La corporalité du jeune homme est soulignée par l’évocation de toutes ces petites bêtises continuelles. De l’autre côté, elle avoue qu’elle ne peut se souvenir de lui quand il est absent :

‘Florence : Que peut-il rester de Jérôme quand il n’est pas là ? L’absence ne le défigure même pas, le disperse. Il est dissous, Jérôme, quand il n’est pas là.’

D’ailleurs, malgré leur fiançailles, malgré la scène 3 où Jérôme et Florence échangent des mots suffisamment amicaux, elle avoue devant le Président dans la scène suivante qu’elle ne l’a presque jamais vu sauf qu’elle l’a aperçu « une fois une seconde ». En outre, pour Florence, la présence du Président en face d’elle est paradoxalement mise en doute :

‘Florence : Vous n’êtes jamais là tout entier, quand vous êtes présent ; ce qui me restait de vous, dans votre absence, était beaucoup[...]  405

En bref, ils sont certainement là aux yeux du public, mais leurs présences sont remises en cause par leurs fantaisies verbales à tel point que le public a l’impression de voir la figure évoluante et l’ombre flottante de ces personnages à la fois. Autrement dit, le lien entre une voix et son propriétaire supposé est perturbé en face du public. C’est comme si ces trois personnages mis à part, il y avait trois autres personnes virtuelles qui leur ressemblaient mais se distinguaient d’eux. Ainsi sont-ils doubles : il y a une Florence physiquement présente sur la scène tandis qu’il y en a une autre qui prend figure dans l’imagination du public.

[LIGNES DE DONNÉES]
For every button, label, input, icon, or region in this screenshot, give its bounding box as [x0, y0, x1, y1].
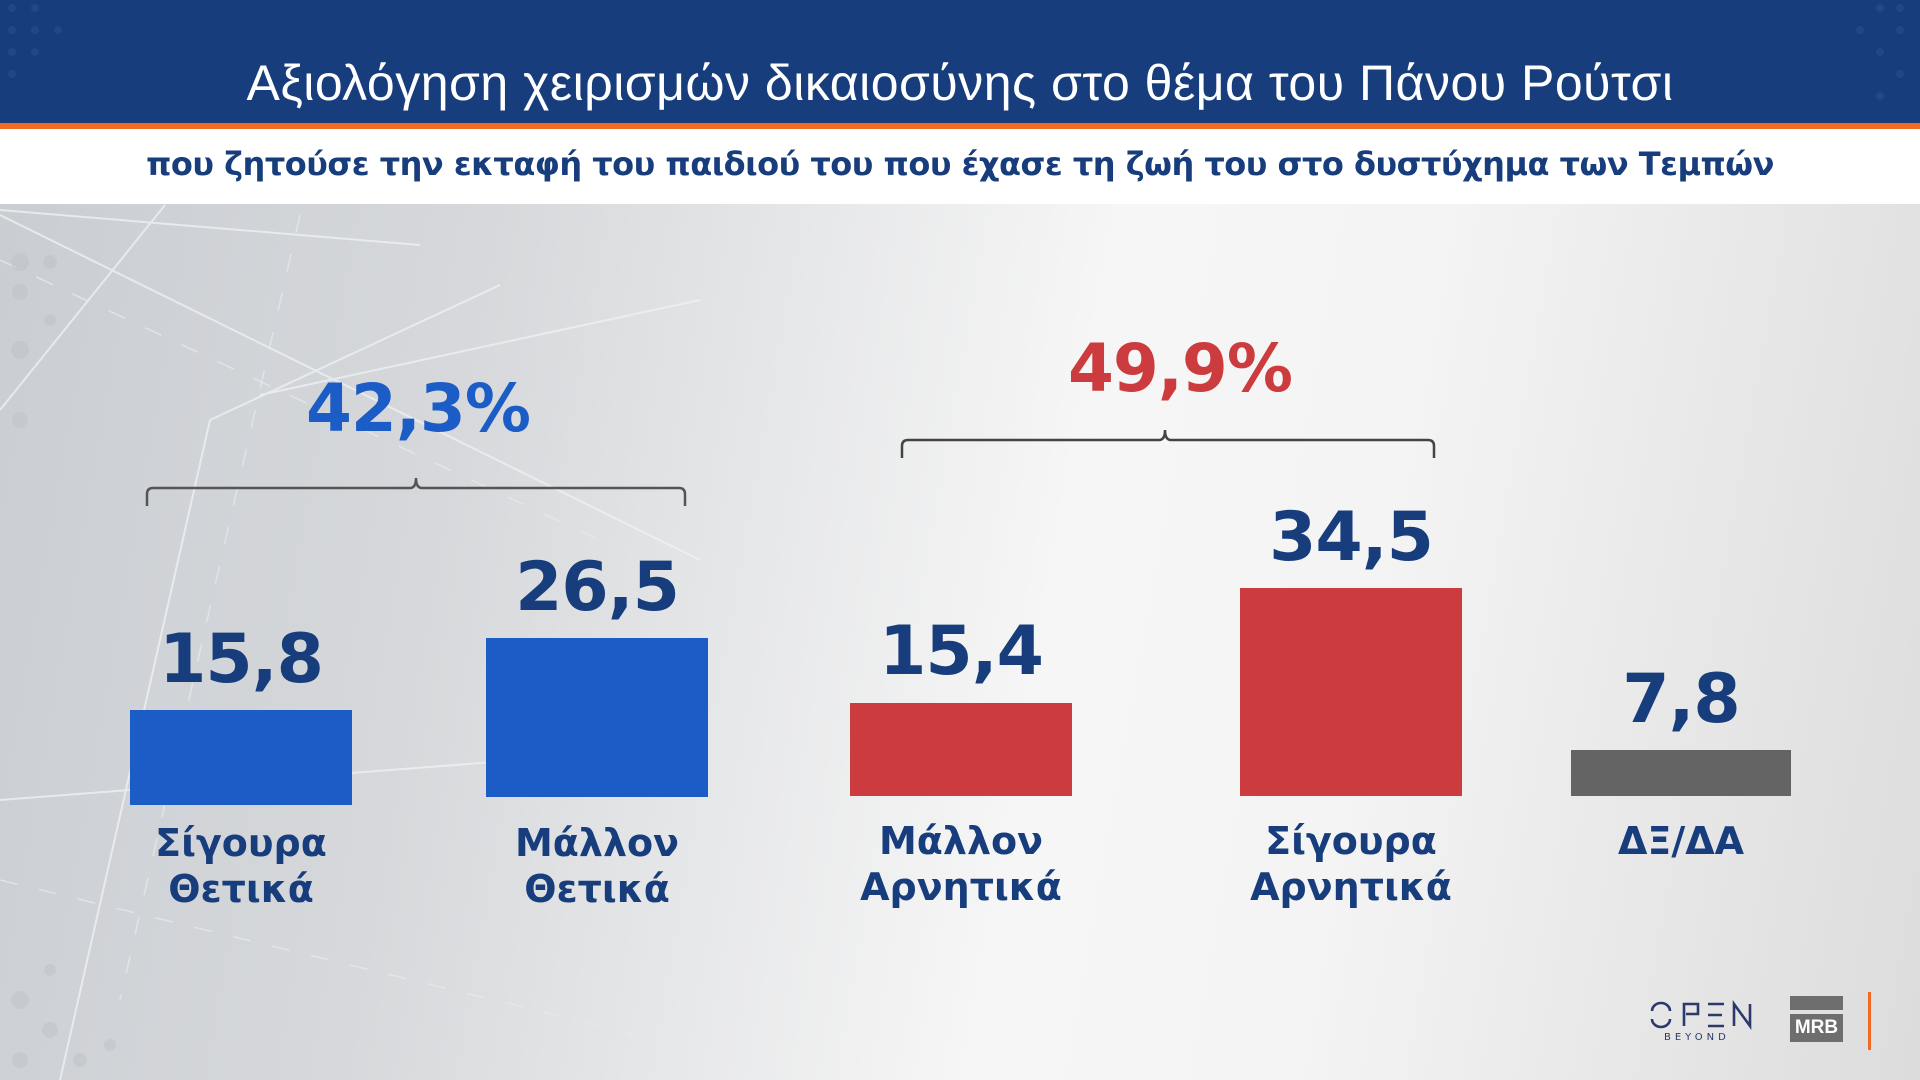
- logo-divider: [1868, 992, 1871, 1050]
- positive-total-label: 42,3%: [306, 370, 531, 447]
- bar-label-sigoura-thetika: Σίγουρα Θετικά: [100, 820, 382, 912]
- title-banner: Αξιολόγηση χειρισμών δικαιοσύνης στο θέμ…: [0, 0, 1920, 123]
- bar-label-line2: Θετικά: [168, 867, 314, 911]
- bar-label-mallon-thetika: Μάλλον Θετικά: [456, 820, 738, 912]
- bar-value-sigoura-arnitika: 34,5: [1269, 498, 1434, 577]
- chart-title: Αξιολόγηση χειρισμών δικαιοσύνης στο θέμ…: [246, 55, 1674, 111]
- bar-label-line2: Αρνητικά: [860, 865, 1062, 909]
- bar-label-line1: Μάλλον: [514, 821, 679, 865]
- positive-group-bracket: [145, 477, 687, 506]
- bar-value-dx-da: 7,8: [1622, 660, 1740, 739]
- bar-mallon-arnitika: [850, 703, 1072, 796]
- bar-sigoura-thetika: [130, 710, 352, 805]
- bar-label-line1: Μάλλον: [878, 819, 1043, 863]
- open-beyond-logo: BEYOND: [1650, 1000, 1760, 1048]
- subtitle-banner: που ζητούσε την εκταφή του παιδιού του π…: [0, 129, 1920, 204]
- open-logo-sub: BEYOND: [1664, 1032, 1730, 1043]
- bar-label-line1: Σίγουρα: [1265, 819, 1437, 863]
- mrb-logo: MRB: [1790, 996, 1843, 1046]
- negative-total-label: 49,9%: [1068, 330, 1293, 407]
- bar-value-mallon-thetika: 26,5: [515, 548, 680, 627]
- bar-mallon-thetika: [486, 638, 708, 797]
- bar-label-line1: ΔΞ/ΔΑ: [1617, 819, 1745, 863]
- open-logo-icon: [1650, 1000, 1752, 1030]
- bar-sigoura-arnitika: [1240, 588, 1462, 796]
- bar-value-sigoura-thetika: 15,8: [159, 620, 324, 699]
- bar-label-dx-da: ΔΞ/ΔΑ: [1541, 818, 1821, 864]
- bar-label-line2: Θετικά: [524, 867, 670, 911]
- bar-label-line1: Σίγουρα: [155, 821, 327, 865]
- bar-label-mallon-arnitika: Μάλλον Αρνητικά: [810, 818, 1112, 910]
- bar-value-mallon-arnitika: 15,4: [879, 612, 1044, 691]
- header-divider: [0, 123, 1920, 129]
- chart-subtitle: που ζητούσε την εκταφή του παιδιού του π…: [146, 145, 1774, 183]
- mrb-logo-top-bar: [1790, 996, 1843, 1010]
- header-dots-decoration: [8, 4, 1904, 100]
- bar-label-line2: Αρνητικά: [1250, 865, 1452, 909]
- bar-dx-da: [1571, 750, 1791, 796]
- mrb-logo-text: MRB: [1790, 1014, 1843, 1042]
- negative-group-bracket: [900, 429, 1436, 458]
- bar-label-sigoura-arnitika: Σίγουρα Αρνητικά: [1200, 818, 1502, 910]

[PROBLÈME À RÉSOUDRE]
D'après l'extrait à lire, dans quelle scène Jérôme et Florence échangent-ils des mots suffisamment amicaux ?

[RÉSULTAT DE LA TÂCHE]
Dans la scène 3.